● Task goal
Each entry must be given again exactly; images do not belong in the copy.

● Material
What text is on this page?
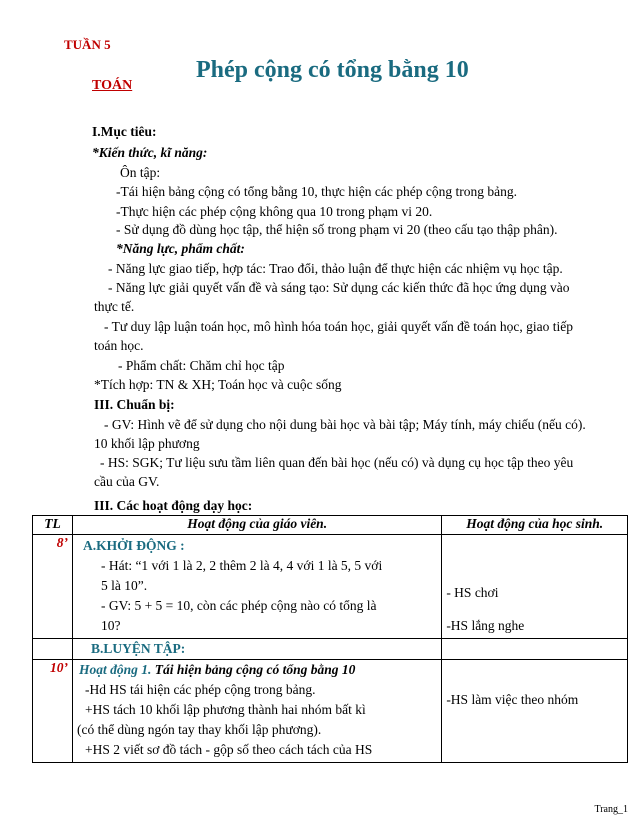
TUẦN 5
TOÁN
Phép cộng có tổng bằng 10
I.Mục tiêu:
*Kiến thức, kĩ năng:
Ôn tập:
-Tái hiện bảng cộng có tổng bằng 10, thực hiện các phép cộng trong bảng.
-Thực hiện các phép cộng không qua 10 trong phạm vi 20.
- Sử dụng đồ dùng học tập, thể hiện số trong phạm vi 20 (theo cấu tạo thập phân).
*Năng lực, phẩm chất:
- Năng lực giao tiếp, hợp tác: Trao đổi, thảo luận để thực hiện các nhiệm vụ học tập.
- Năng lực giải quyết vấn đề và sáng tạo: Sử dụng các kiến thức đã học ứng dụng vào
thực tế.
- Tư duy lập luận toán học, mô hình hóa toán học, giải quyết vấn đề toán học, giao tiếp
toán học.
- Phẩm chất: Chăm chỉ học tập
*Tích hợp: TN & XH; Toán học và cuộc sống
III. Chuẩn bị:
- GV: Hình vẽ để sử dụng cho nội dung bài học và bài tập; Máy tính, máy chiếu (nếu có).
10 khối lập phương
- HS: SGK; Tư liệu sưu tầm liên quan đến bài học (nếu có) và dụng cụ học tập theo yêu
cầu của GV.
III. Các hoạt động dạy học:
TL	Hoạt động của giáo viên.	Hoạt động của học sinh.
8’	A.KHỞI ĐỘNG :
- Hát: “1 với 1 là 2, 2 thêm 2 là 4, 4 với 1 là 5, 5 với
5 là 10”.
- GV: 5 + 5 = 10, còn các phép cộng nào có tổng là
10?	- HS chơi
-HS lắng nghe

	B.LUYỆN TẬP:	

10’	Hoạt động 1. Tái hiện bảng cộng có tổng bằng 10
-Hd HS tái hiện các phép cộng trong bảng.
+HS tách 10 khối lập phương thành hai nhóm bất kì
(có thể dùng ngón tay thay khối lập phương).
+HS 2 viết sơ đồ tách - gộp số theo cách tách của HS	-HS làm việc theo nhóm
Trang_1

● Final result
What text is on this page?
TUẦN 5
TOÁN
Phép cộng có tổng bằng 10
I.Mục tiêu:
*Kiến thức, kĩ năng:
Ôn tập:
-Tái hiện bảng cộng có tổng bằng 10, thực hiện các phép cộng trong bảng.
-Thực hiện các phép cộng không qua 10 trong phạm vi 20.
- Sử dụng đồ dùng học tập, thể hiện số trong phạm vi 20 (theo cấu tạo thập phân).
*Năng lực, phẩm chất:
- Năng lực giao tiếp, hợp tác: Trao đổi, thảo luận để thực hiện các nhiệm vụ học tập.
- Năng lực giải quyết vấn đề và sáng tạo: Sử dụng các kiến thức đã học ứng dụng vào
thực tế.
- Tư duy lập luận toán học, mô hình hóa toán học, giải quyết vấn đề toán học, giao tiếp
toán học.
- Phẩm chất: Chăm chỉ học tập
*Tích hợp: TN & XH; Toán học và cuộc sống
III. Chuẩn bị:
- GV: Hình vẽ để sử dụng cho nội dung bài học và bài tập; Máy tính, máy chiếu (nếu có).
10 khối lập phương
- HS: SGK; Tư liệu sưu tầm liên quan đến bài học (nếu có) và dụng cụ học tập theo yêu
cầu của GV.
III. Các hoạt động dạy học:
TL	Hoạt động của giáo viên.	Hoạt động của học sinh.
8’	A.KHỞI ĐỘNG :
- Hát: “1 với 1 là 2, 2 thêm 2 là 4, 4 với 1 là 5, 5 với
5 là 10”.
- GV: 5 + 5 = 10, còn các phép cộng nào có tổng là
10?	- HS chơi
-HS lắng nghe

	B.LUYỆN TẬP:	

10’	Hoạt động 1. Tái hiện bảng cộng có tổng bằng 10
-Hd HS tái hiện các phép cộng trong bảng.
+HS tách 10 khối lập phương thành hai nhóm bất kì
(có thể dùng ngón tay thay khối lập phương).
+HS 2 viết sơ đồ tách - gộp số theo cách tách của HS	-HS làm việc theo nhóm
Trang_1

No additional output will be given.